[Records about charts and figures]
◇ ◇ ◇ ◇ ◇ ◇ ◇
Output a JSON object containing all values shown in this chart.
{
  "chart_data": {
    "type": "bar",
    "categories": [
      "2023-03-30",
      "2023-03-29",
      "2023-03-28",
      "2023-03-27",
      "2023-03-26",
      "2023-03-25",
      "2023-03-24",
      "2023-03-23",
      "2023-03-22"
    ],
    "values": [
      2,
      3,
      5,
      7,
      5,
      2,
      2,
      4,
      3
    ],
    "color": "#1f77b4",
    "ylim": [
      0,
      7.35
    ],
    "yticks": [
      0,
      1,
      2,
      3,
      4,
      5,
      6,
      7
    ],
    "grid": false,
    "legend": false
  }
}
◇ ◇ ◇ ◇ ◇ ◇ ◇
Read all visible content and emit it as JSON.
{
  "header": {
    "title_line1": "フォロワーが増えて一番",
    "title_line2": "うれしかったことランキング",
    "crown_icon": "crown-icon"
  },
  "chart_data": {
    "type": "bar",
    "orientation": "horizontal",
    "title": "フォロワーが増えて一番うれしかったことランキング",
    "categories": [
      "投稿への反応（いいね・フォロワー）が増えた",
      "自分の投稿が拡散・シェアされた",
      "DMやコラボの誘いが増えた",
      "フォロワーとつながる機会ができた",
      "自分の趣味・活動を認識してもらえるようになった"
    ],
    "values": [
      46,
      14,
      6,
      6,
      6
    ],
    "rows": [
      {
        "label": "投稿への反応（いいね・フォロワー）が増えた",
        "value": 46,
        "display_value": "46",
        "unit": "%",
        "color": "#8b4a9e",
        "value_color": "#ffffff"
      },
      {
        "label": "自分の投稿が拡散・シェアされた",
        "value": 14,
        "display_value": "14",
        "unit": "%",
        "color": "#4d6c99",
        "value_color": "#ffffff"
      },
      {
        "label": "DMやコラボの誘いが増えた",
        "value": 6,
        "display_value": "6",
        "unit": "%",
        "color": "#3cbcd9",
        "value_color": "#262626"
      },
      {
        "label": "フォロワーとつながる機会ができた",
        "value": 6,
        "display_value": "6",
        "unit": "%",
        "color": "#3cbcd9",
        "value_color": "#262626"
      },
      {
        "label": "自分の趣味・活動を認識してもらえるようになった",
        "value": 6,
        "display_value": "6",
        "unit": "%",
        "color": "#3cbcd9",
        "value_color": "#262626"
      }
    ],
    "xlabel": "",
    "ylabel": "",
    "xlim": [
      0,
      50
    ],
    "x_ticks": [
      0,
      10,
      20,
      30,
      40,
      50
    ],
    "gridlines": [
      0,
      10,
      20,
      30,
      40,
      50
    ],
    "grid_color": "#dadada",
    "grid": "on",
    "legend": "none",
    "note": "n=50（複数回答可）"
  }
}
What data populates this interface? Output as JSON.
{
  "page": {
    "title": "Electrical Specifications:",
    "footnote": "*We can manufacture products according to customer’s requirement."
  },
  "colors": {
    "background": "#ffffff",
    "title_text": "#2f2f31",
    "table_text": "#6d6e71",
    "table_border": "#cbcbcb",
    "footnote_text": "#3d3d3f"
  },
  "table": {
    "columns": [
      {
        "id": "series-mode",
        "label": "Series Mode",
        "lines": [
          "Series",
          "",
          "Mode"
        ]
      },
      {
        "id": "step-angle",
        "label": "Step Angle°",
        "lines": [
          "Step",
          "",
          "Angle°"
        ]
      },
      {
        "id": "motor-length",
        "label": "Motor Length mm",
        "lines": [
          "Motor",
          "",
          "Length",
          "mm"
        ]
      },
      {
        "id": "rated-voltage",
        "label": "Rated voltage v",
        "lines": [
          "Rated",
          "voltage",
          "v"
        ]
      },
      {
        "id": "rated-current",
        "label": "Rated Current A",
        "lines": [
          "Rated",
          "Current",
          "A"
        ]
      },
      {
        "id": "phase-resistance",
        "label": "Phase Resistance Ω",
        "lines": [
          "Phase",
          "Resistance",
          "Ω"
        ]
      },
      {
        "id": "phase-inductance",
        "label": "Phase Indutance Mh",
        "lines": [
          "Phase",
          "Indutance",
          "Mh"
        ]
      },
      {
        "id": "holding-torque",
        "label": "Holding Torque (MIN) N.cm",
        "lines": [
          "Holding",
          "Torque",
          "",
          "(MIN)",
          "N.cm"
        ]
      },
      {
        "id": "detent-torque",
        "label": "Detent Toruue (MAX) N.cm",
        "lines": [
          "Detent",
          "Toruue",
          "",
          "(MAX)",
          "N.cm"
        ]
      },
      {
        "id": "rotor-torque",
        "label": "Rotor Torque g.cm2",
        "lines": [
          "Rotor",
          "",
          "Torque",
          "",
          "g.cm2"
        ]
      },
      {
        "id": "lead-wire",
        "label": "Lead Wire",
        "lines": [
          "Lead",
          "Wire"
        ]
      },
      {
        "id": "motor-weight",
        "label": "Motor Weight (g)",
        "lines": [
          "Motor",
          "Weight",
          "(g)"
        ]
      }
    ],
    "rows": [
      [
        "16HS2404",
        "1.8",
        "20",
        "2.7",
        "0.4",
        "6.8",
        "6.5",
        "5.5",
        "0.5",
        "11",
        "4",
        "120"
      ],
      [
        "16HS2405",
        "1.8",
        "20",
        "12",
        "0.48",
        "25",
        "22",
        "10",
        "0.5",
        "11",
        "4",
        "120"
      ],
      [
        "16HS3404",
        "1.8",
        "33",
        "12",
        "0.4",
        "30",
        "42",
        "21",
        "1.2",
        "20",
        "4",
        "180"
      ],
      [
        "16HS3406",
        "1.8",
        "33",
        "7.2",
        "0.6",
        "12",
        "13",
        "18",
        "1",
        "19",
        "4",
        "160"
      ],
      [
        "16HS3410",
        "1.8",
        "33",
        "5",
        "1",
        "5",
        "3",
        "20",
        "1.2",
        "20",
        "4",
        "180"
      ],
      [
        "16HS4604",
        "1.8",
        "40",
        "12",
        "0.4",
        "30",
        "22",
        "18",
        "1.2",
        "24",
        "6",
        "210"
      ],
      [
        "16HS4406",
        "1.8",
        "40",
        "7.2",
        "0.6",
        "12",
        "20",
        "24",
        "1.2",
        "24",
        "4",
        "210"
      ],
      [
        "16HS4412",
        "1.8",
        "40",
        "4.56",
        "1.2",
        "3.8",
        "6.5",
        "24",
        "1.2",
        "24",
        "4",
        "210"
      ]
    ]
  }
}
◇ ◇ ◇ ◇ ◇ ◇ ◇
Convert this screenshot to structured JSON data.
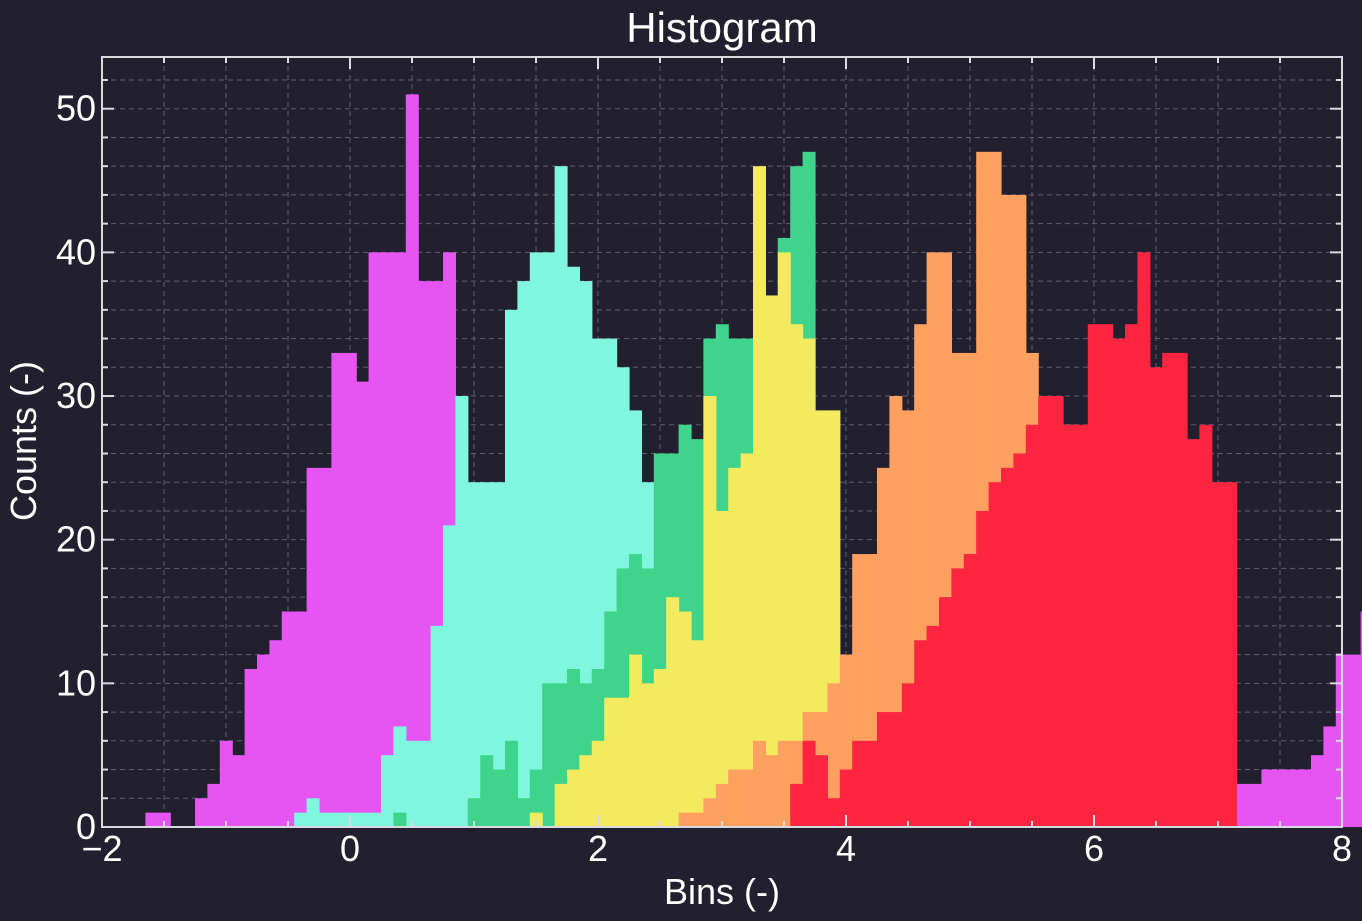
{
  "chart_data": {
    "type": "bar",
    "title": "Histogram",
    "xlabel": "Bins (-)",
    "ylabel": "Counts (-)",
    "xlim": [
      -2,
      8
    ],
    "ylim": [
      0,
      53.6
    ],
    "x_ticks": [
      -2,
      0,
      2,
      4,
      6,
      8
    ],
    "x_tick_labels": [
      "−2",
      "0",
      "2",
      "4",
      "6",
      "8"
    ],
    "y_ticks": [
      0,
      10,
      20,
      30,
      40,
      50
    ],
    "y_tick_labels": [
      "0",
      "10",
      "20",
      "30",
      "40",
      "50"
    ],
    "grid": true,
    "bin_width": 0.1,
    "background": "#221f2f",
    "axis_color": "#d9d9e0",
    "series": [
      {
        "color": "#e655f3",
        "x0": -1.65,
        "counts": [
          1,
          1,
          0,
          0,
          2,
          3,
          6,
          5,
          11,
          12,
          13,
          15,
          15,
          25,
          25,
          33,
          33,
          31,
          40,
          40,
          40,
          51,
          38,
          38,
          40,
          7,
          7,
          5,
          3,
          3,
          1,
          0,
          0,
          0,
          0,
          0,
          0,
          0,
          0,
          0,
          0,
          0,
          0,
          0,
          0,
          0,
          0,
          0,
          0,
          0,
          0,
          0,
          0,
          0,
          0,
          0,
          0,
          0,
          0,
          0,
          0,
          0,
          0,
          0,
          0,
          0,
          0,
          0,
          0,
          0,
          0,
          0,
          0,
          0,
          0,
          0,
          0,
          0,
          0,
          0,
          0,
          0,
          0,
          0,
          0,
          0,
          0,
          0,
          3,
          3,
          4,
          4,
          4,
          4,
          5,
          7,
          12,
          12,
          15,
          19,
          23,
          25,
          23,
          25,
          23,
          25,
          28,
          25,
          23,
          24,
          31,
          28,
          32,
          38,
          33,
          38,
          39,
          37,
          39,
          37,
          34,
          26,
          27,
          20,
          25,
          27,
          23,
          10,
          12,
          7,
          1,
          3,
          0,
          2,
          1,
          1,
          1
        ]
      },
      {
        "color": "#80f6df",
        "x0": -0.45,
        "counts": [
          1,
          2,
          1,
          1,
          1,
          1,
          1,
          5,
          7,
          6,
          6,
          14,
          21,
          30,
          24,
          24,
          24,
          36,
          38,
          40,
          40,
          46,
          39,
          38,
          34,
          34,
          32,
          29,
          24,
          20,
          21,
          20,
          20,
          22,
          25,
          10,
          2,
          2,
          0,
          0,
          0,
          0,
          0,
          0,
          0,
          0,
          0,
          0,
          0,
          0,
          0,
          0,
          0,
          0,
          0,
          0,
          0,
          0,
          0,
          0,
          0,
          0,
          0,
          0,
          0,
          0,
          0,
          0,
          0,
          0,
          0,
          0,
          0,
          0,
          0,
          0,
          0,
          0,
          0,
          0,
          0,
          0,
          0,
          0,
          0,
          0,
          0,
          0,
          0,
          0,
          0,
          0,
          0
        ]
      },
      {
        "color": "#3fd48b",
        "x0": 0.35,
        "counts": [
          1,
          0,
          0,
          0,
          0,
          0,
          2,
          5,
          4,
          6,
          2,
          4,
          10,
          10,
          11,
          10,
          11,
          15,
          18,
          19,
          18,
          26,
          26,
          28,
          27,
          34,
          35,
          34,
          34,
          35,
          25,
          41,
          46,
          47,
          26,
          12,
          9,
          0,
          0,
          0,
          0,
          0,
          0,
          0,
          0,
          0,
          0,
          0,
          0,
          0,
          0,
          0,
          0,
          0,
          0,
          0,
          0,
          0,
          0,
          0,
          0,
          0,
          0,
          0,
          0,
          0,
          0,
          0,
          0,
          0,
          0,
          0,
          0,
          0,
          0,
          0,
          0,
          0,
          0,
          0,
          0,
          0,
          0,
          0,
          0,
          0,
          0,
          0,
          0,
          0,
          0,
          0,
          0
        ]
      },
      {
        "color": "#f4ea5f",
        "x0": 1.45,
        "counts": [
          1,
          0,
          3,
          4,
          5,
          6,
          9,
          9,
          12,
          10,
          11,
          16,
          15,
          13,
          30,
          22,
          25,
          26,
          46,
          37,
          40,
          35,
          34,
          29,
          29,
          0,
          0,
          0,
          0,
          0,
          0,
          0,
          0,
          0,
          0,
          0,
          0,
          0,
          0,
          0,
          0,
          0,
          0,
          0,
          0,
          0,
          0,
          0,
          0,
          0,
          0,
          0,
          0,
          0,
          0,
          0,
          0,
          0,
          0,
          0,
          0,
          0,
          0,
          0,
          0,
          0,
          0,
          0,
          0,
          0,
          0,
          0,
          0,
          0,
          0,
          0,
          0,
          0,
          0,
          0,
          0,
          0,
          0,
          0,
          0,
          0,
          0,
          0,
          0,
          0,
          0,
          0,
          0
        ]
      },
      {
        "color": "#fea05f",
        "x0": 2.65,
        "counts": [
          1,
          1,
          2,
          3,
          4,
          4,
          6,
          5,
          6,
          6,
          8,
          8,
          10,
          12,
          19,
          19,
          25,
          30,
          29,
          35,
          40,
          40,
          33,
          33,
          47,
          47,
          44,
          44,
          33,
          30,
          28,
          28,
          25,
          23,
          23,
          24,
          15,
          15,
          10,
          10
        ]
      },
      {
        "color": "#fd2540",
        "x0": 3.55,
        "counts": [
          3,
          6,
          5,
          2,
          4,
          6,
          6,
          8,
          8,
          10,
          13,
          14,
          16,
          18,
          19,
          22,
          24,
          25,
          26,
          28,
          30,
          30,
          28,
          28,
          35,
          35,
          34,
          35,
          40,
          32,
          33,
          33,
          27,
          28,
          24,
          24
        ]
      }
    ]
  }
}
◇ ◇ ◇ ◇ ◇ ◇ ◇
[Exercise directions] Each line that holds the string "自分の投稿が拡散" counts once; give the total and nothing else.

[Full answer] 2